Making distinctions can be vexing in creative nonfiction.

Silverman-Pat Boone Fan Club

[Stealth memoir: subject reveals self.]

When I first started teaching essay writing I was a reflexive splitter or at least a classifier. In practice this means one who strains to distinguish between a personal essay and a memoir essay. Of course, the memoir is a personal essay. But for students, I felt compelled to distinguish between them in the way Sue Silverman does in “The Meandering River: An Overview of the Subgenres of Creative Nonfiction.”

As Silverman says, “Instead of the memoirist’s thorough examination of self, soul, or psyche, the personal essayist usually explores one facet of the self within a larger social context.” Drawing such distinctions in the varied nonfiction genre can be important for teachers, depending on the class, and especially for college freshmen. Teachers had better be clear about what they want. As an editor, too, I sometimes find that pinning down an essay’s lineage can be helpful. For instance, the personal essayist does employ a persona—and who is telling the story and why is important—but she or he isn’t the main point. Whereas in memoir, s/he is.

But drawing such distinctions can also be crazy-making.

In theory I love the personal essay that focuses more on the Bigger Topic—as in The New Yorker’s essayistic reportage or in Leslie Jamison’s hot new collection The Empathy Exams. But in practice, when I buy books I favor memoirs or memoiristic essay collections. Editors of literary journals say they want more personal essays, but like everyone else they end up wanting also to know more about the writer.
::::::::::
WHAT YOU NEED TO DO =
- a) According to the essay on creative nonfiction, what does the personal essayist usually explore?
- b) From the essay on creative nonfiction, return the stretch from "In theory I" through "about the writer.", copied word for word.
::::::::::
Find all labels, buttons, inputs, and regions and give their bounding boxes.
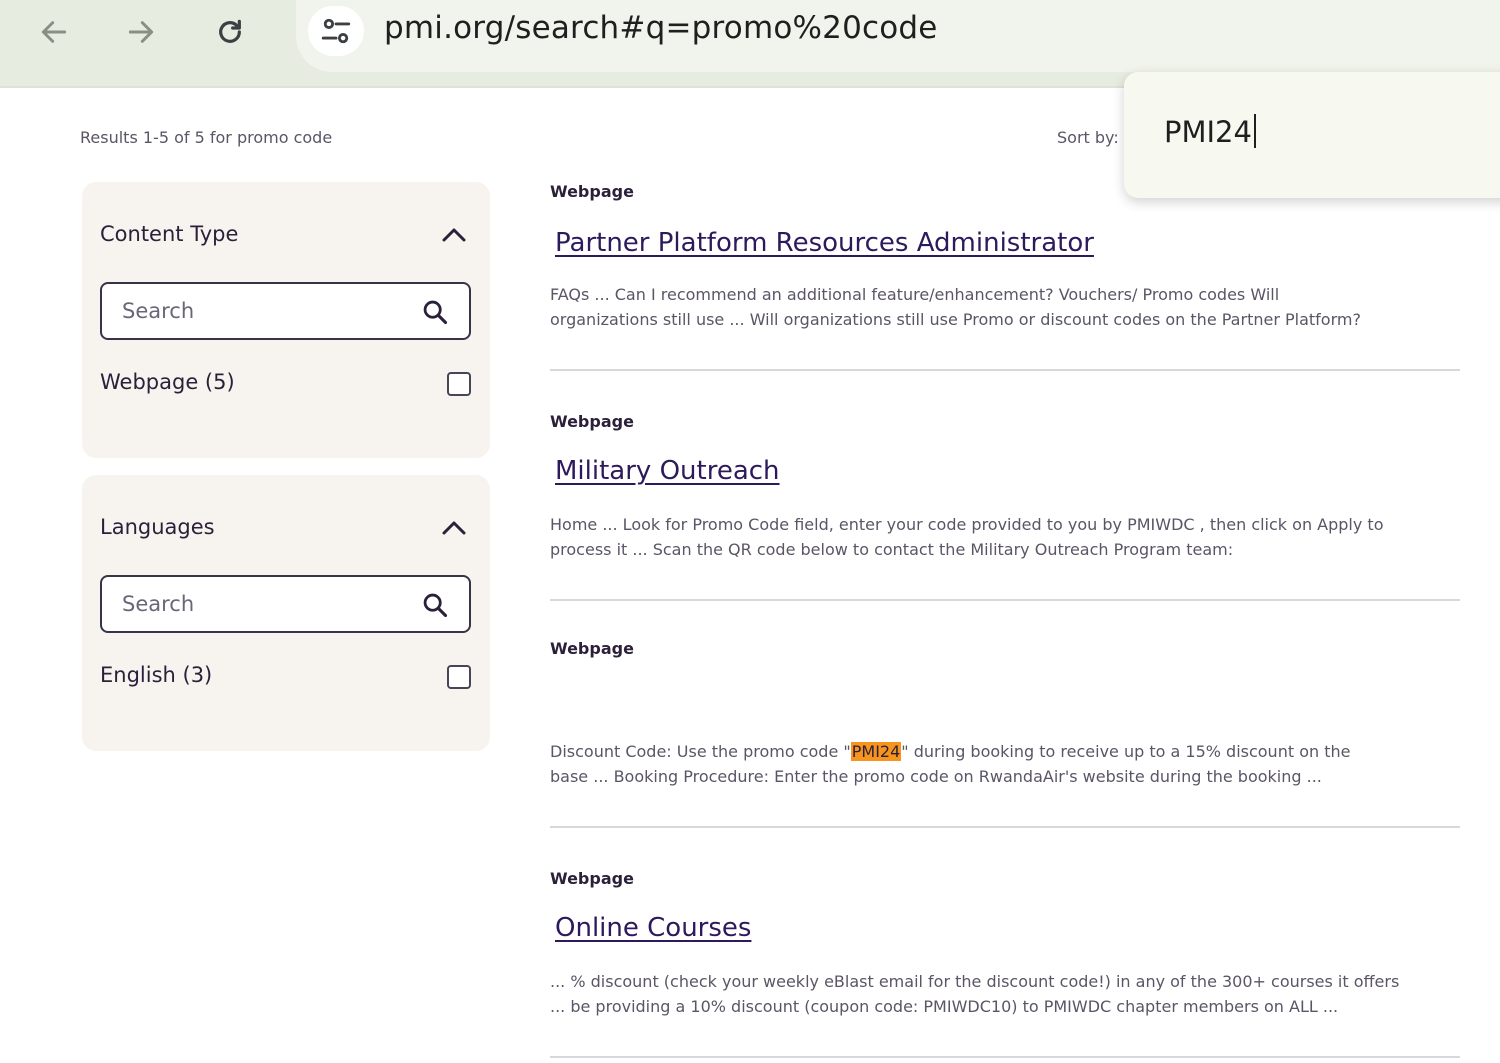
content-type-search[interactable] [100,282,471,340]
result-title-link[interactable]: Military Outreach [555,456,780,486]
reload-icon [219,19,241,43]
result-type: Webpage [550,639,634,658]
forward-button[interactable] [119,10,163,54]
snippet-line: FAQs ... Can I recommend an additional f… [550,285,1280,304]
languages-search[interactable] [100,575,471,633]
autofill-value[interactable]: PMI24 [1164,115,1252,149]
webpage-checkbox[interactable] [447,372,471,396]
snippet-line: ... be providing a 10% discount (coupon … [550,997,1339,1016]
snippet-line: base ... Booking Procedure: Enter the pr… [550,767,1322,786]
languages-search-input[interactable] [122,587,412,621]
result-snippet: FAQs ... Can I recommend an additional f… [550,282,1465,332]
facet-option-webpage[interactable]: Webpage (5) [100,370,235,394]
result-title-link[interactable]: Online Courses [555,913,751,943]
english-checkbox[interactable] [447,665,471,689]
divider [550,1056,1460,1058]
facet-content-type: Content Type Webpage (5) [82,182,490,458]
snippet-line: ... % discount (check your weekly eBlast… [550,972,1400,991]
tune-icon [321,18,351,44]
facet-option-english[interactable]: English (3) [100,663,212,687]
chevron-up-icon[interactable] [440,517,468,537]
snippet-line: Home ... Look for Promo Code field, ente… [550,515,1384,534]
result-type: Webpage [550,869,634,888]
text-caret [1253,114,1256,148]
arrow-left-icon [41,21,67,43]
search-result: Webpage Military Outreach Home ... Look … [550,412,1460,562]
result-title-link[interactable]: Partner Platform Resources Administrator [555,228,1094,258]
url-text[interactable]: pmi.org/search#q=promo%20code [384,10,938,46]
facet-title: Content Type [100,222,239,246]
snippet-line: Discount Code: Use the promo code "PMI24… [550,739,1465,764]
autofill-suggestion-popup[interactable]: PMI24 [1124,72,1500,198]
search-result: Webpage Online Courses ... % discount (c… [550,869,1460,1019]
arrow-right-icon [128,21,154,43]
chevron-up-icon[interactable] [440,224,468,244]
facet-languages: Languages English (3) [82,475,490,751]
site-info-button[interactable] [308,6,364,56]
divider [550,369,1460,371]
result-snippet: Home ... Look for Promo Code field, ente… [550,512,1465,562]
highlighted-match: PMI24 [850,742,902,761]
search-result: Webpage Discount Code: Use the promo cod… [550,639,1460,789]
result-type: Webpage [550,182,634,201]
result-snippet: ... % discount (check your weekly eBlast… [550,969,1465,1019]
snippet-text: Discount Code: Use the promo code " [550,742,851,761]
search-icon[interactable] [421,298,449,326]
snippet-text: " during booking to receive up to a 15% … [901,742,1351,761]
snippet-line: organizations still use ... Will organiz… [550,310,1361,329]
result-type: Webpage [550,412,634,431]
divider [550,599,1460,601]
results-count: Results 1-5 of 5 for promo code [80,128,333,147]
content-type-search-input[interactable] [122,294,412,328]
sort-by-label[interactable]: Sort by: [1057,128,1119,147]
search-result: Webpage Partner Platform Resources Admin… [550,182,1460,332]
back-button[interactable] [32,10,76,54]
snippet-line: process it ... Scan the QR code below to… [550,540,1234,559]
facet-title: Languages [100,515,215,539]
reload-button[interactable] [208,10,252,54]
autofill-suggestion[interactable]: PMI24 [1164,114,1256,149]
result-snippet: Discount Code: Use the promo code "PMI24… [550,739,1465,789]
search-icon[interactable] [421,591,449,619]
divider [550,826,1460,828]
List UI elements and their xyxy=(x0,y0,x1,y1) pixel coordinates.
::::::::::
WRITTEN RESPONSES =
- a) One facet of the self within a larger social context.

- b)
In theory I love the personal essay that focuses more on the Bigger Topic—as in The New Yorker’s essayistic reportage or in Leslie Jamison’s hot new collection The Empathy Exams. But in practice, when I buy books I favor memoirs or memoiristic essay collections. Editors of literary journals say they want more personal essays, but like everyone else they end up wanting also to know more about the writer.